Dataset rows =>
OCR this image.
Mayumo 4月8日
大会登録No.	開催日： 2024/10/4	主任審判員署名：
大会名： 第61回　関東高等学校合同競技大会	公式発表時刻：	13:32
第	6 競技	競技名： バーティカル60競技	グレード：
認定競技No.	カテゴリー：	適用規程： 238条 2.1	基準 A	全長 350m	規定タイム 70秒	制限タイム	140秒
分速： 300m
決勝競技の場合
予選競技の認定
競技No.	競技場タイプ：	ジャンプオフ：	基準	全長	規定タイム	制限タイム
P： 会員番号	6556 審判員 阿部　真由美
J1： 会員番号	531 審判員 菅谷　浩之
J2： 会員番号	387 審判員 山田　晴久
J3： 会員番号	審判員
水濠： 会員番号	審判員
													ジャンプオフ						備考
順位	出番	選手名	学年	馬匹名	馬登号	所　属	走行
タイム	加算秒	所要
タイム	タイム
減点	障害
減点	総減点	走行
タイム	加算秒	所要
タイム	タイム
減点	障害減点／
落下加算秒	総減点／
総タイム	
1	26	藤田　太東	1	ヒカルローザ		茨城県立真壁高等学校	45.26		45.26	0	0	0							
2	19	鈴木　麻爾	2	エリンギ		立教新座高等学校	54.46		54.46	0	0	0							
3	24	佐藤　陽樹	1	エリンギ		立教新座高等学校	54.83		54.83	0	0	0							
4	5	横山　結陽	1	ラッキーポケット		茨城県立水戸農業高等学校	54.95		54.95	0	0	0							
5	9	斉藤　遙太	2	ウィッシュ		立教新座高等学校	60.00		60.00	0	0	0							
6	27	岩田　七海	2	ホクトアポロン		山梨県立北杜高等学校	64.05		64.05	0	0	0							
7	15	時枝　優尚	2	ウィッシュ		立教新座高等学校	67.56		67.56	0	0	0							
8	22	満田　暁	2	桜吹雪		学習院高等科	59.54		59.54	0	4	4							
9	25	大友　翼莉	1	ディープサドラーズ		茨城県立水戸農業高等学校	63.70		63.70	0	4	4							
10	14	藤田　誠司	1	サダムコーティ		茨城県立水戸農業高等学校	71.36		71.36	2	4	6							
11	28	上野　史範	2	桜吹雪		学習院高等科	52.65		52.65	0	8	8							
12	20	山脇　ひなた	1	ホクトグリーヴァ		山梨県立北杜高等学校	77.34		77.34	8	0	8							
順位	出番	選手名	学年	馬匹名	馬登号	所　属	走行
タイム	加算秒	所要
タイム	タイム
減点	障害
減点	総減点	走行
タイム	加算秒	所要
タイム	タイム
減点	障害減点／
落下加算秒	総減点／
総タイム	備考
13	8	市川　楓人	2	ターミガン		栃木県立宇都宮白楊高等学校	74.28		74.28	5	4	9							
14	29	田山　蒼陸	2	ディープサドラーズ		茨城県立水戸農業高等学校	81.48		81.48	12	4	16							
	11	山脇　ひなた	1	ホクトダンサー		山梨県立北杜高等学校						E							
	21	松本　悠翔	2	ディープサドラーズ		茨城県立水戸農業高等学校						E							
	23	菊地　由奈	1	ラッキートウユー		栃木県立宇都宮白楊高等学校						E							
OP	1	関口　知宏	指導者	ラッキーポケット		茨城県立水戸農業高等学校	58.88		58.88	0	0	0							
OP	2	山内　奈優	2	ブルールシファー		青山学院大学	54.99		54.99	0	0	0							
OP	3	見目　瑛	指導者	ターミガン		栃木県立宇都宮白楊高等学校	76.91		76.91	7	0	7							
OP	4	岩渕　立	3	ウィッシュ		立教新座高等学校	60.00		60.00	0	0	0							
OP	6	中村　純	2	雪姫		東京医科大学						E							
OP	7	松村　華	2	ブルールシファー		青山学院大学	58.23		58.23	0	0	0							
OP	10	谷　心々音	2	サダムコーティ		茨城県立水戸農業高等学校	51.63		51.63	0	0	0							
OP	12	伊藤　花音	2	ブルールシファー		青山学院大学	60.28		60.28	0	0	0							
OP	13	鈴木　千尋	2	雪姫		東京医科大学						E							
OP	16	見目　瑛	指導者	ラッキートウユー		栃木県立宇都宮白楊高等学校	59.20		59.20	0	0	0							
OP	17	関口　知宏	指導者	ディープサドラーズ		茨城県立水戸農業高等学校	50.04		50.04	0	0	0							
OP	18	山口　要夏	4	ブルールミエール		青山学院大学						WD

To do => Say how many lines contain the string "会員番号", giving nothing but the count.

Result => 5